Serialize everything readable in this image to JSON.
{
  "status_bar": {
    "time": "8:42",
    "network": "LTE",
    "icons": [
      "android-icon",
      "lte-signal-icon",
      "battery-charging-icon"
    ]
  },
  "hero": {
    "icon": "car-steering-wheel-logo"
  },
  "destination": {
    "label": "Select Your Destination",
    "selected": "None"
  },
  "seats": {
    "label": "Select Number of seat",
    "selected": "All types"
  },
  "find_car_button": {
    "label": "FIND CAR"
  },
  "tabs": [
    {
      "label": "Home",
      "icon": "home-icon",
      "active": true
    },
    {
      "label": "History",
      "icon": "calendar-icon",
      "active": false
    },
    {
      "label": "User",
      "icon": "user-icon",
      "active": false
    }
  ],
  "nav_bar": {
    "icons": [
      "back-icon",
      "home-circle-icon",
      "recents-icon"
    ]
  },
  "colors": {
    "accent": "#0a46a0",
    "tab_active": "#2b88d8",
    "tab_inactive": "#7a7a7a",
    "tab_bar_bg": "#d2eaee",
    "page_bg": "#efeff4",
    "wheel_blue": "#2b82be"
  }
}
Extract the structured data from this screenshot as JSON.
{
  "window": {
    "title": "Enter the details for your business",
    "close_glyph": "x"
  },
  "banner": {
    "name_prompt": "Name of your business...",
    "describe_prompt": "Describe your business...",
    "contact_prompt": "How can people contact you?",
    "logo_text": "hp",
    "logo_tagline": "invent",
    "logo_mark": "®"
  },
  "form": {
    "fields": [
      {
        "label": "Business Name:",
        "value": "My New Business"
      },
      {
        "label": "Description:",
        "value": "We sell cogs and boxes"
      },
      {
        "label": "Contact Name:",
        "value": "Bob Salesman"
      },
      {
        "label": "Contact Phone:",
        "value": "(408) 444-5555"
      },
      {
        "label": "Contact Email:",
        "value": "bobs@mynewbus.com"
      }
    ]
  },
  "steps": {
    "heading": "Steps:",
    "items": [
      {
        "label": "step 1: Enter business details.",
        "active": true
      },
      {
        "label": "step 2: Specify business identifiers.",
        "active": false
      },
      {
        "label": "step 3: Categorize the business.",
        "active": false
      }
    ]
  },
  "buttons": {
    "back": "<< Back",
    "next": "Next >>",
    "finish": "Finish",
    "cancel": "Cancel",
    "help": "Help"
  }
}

- EXERCISE GOAL
In the entries above, count each line holding "details" and report the total and nothing more.

- TASK RESPONSE
2